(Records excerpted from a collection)
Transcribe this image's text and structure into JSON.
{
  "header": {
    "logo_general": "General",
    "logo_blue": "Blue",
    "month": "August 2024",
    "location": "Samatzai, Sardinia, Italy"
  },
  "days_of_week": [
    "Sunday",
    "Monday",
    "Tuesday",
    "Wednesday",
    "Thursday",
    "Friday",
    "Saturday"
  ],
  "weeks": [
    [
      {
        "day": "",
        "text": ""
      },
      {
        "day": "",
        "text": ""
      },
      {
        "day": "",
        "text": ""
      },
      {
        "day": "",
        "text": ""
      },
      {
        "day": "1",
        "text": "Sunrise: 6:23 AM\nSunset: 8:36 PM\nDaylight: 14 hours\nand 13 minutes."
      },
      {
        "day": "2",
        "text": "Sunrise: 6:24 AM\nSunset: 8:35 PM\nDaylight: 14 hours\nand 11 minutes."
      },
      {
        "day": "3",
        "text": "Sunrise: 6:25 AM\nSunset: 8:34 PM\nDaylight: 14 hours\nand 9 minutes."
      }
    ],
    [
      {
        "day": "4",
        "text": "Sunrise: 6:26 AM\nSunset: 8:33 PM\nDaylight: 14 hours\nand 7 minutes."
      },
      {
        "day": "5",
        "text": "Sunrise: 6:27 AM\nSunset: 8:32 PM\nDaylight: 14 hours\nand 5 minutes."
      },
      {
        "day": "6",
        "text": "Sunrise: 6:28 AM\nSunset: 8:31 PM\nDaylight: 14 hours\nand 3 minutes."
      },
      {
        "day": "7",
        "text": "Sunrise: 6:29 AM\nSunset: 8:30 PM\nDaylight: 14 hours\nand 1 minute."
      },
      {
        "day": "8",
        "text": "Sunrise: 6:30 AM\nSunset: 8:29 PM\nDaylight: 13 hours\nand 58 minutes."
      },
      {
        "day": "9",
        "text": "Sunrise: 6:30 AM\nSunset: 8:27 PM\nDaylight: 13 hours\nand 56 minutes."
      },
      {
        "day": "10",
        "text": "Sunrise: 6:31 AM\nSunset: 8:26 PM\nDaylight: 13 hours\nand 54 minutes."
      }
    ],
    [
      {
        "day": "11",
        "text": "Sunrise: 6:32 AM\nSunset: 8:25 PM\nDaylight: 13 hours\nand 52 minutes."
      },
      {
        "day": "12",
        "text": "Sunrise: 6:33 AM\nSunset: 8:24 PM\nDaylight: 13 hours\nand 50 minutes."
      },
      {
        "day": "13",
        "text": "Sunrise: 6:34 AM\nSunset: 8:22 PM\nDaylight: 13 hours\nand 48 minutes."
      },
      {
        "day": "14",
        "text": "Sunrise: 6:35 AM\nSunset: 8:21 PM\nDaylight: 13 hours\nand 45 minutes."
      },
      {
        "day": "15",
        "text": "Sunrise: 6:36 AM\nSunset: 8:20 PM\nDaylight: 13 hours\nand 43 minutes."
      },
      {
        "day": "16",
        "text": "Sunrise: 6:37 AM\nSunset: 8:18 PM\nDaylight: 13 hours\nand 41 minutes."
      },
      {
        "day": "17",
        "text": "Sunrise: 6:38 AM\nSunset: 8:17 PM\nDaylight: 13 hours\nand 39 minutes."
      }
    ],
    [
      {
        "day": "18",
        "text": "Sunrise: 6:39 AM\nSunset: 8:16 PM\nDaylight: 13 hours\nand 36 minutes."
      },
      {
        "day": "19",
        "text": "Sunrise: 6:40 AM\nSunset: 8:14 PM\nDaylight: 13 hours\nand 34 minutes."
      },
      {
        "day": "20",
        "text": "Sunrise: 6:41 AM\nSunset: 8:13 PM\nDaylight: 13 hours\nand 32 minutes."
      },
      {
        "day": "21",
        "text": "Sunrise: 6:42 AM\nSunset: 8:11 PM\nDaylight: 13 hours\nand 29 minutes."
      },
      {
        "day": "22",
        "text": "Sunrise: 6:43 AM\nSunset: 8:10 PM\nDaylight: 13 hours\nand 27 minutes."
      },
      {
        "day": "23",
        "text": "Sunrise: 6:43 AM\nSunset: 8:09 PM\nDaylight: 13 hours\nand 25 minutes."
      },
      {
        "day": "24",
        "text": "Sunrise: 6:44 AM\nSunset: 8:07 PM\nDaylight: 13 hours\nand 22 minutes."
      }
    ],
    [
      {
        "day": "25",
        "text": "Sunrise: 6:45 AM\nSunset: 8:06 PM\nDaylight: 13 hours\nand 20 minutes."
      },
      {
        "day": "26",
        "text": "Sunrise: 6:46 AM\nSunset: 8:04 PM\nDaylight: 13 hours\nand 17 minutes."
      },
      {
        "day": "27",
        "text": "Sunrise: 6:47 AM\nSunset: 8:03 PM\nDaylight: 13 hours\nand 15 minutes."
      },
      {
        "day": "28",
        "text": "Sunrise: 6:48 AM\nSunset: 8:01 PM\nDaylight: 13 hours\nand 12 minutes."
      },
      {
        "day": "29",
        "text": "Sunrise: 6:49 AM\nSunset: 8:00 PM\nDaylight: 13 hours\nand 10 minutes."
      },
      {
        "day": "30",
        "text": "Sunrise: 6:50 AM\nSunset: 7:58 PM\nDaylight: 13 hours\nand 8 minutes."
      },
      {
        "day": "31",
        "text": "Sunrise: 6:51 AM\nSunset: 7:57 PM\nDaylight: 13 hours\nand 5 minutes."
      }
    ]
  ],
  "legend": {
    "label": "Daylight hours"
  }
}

Problem description —
Extract every line above exactly as it stands.

Worked answer —
Transcribe this image's text and structure into JSON.
{
  "header": {
    "logo_general": "General",
    "logo_blue": "Blue",
    "month": "August 2024",
    "location": "Samatzai, Sardinia, Italy"
  },
  "days_of_week": [
    "Sunday",
    "Monday",
    "Tuesday",
    "Wednesday",
    "Thursday",
    "Friday",
    "Saturday"
  ],
  "weeks": [
    [
      {
        "day": "",
        "text": ""
      },
      {
        "day": "",
        "text": ""
      },
      {
        "day": "",
        "text": ""
      },
      {
        "day": "",
        "text": ""
      },
      {
        "day": "1",
        "text": "Sunrise: 6:23 AM\nSunset: 8:36 PM\nDaylight: 14 hours\nand 13 minutes."
      },
      {
        "day": "2",
        "text": "Sunrise: 6:24 AM\nSunset: 8:35 PM\nDaylight: 14 hours\nand 11 minutes."
      },
      {
        "day": "3",
        "text": "Sunrise: 6:25 AM\nSunset: 8:34 PM\nDaylight: 14 hours\nand 9 minutes."
      }
    ],
    [
      {
        "day": "4",
        "text": "Sunrise: 6:26 AM\nSunset: 8:33 PM\nDaylight: 14 hours\nand 7 minutes."
      },
      {
        "day": "5",
        "text": "Sunrise: 6:27 AM\nSunset: 8:32 PM\nDaylight: 14 hours\nand 5 minutes."
      },
      {
        "day": "6",
        "text": "Sunrise: 6:28 AM\nSunset: 8:31 PM\nDaylight: 14 hours\nand 3 minutes."
      },
      {
        "day": "7",
        "text": "Sunrise: 6:29 AM\nSunset: 8:30 PM\nDaylight: 14 hours\nand 1 minute."
      },
      {
        "day": "8",
        "text": "Sunrise: 6:30 AM\nSunset: 8:29 PM\nDaylight: 13 hours\nand 58 minutes."
      },
      {
        "day": "9",
        "text": "Sunrise: 6:30 AM\nSunset: 8:27 PM\nDaylight: 13 hours\nand 56 minutes."
      },
      {
        "day": "10",
        "text": "Sunrise: 6:31 AM\nSunset: 8:26 PM\nDaylight: 13 hours\nand 54 minutes."
      }
    ],
    [
      {
        "day": "11",
        "text": "Sunrise: 6:32 AM\nSunset: 8:25 PM\nDaylight: 13 hours\nand 52 minutes."
      },
      {
        "day": "12",
        "text": "Sunrise: 6:33 AM\nSunset: 8:24 PM\nDaylight: 13 hours\nand 50 minutes."
      },
      {
        "day": "13",
        "text": "Sunrise: 6:34 AM\nSunset: 8:22 PM\nDaylight: 13 hours\nand 48 minutes."
      },
      {
        "day": "14",
        "text": "Sunrise: 6:35 AM\nSunset: 8:21 PM\nDaylight: 13 hours\nand 45 minutes."
      },
      {
        "day": "15",
        "text": "Sunrise: 6:36 AM\nSunset: 8:20 PM\nDaylight: 13 hours\nand 43 minutes."
      },
      {
        "day": "16",
        "text": "Sunrise: 6:37 AM\nSunset: 8:18 PM\nDaylight: 13 hours\nand 41 minutes."
      },
      {
        "day": "17",
        "text": "Sunrise: 6:38 AM\nSunset: 8:17 PM\nDaylight: 13 hours\nand 39 minutes."
      }
    ],
    [
      {
        "day": "18",
        "text": "Sunrise: 6:39 AM\nSunset: 8:16 PM\nDaylight: 13 hours\nand 36 minutes."
      },
      {
        "day": "19",
        "text": "Sunrise: 6:40 AM\nSunset: 8:14 PM\nDaylight: 13 hours\nand 34 minutes."
      },
      {
        "day": "20",
        "text": "Sunrise: 6:41 AM\nSunset: 8:13 PM\nDaylight: 13 hours\nand 32 minutes."
      },
      {
        "day": "21",
        "text": "Sunrise: 6:42 AM\nSunset: 8:11 PM\nDaylight: 13 hours\nand 29 minutes."
      },
      {
        "day": "22",
        "text": "Sunrise: 6:43 AM\nSunset: 8:10 PM\nDaylight: 13 hours\nand 27 minutes."
      },
      {
        "day": "23",
        "text": "Sunrise: 6:43 AM\nSunset: 8:09 PM\nDaylight: 13 hours\nand 25 minutes."
      },
      {
        "day": "24",
        "text": "Sunrise: 6:44 AM\nSunset: 8:07 PM\nDaylight: 13 hours\nand 22 minutes."
      }
    ],
    [
      {
        "day": "25",
        "text": "Sunrise: 6:45 AM\nSunset: 8:06 PM\nDaylight: 13 hours\nand 20 minutes."
      },
      {
        "day": "26",
        "text": "Sunrise: 6:46 AM\nSunset: 8:04 PM\nDaylight: 13 hours\nand 17 minutes."
      },
      {
        "day": "27",
        "text": "Sunrise: 6:47 AM\nSunset: 8:03 PM\nDaylight: 13 hours\nand 15 minutes."
      },
      {
        "day": "28",
        "text": "Sunrise: 6:48 AM\nSunset: 8:01 PM\nDaylight: 13 hours\nand 12 minutes."
      },
      {
        "day": "29",
        "text": "Sunrise: 6:49 AM\nSunset: 8:00 PM\nDaylight: 13 hours\nand 10 minutes."
      },
      {
        "day": "30",
        "text": "Sunrise: 6:50 AM\nSunset: 7:58 PM\nDaylight: 13 hours\nand 8 minutes."
      },
      {
        "day": "31",
        "text": "Sunrise: 6:51 AM\nSunset: 7:57 PM\nDaylight: 13 hours\nand 5 minutes."
      }
    ]
  ],
  "legend": {
    "label": "Daylight hours"
  }
}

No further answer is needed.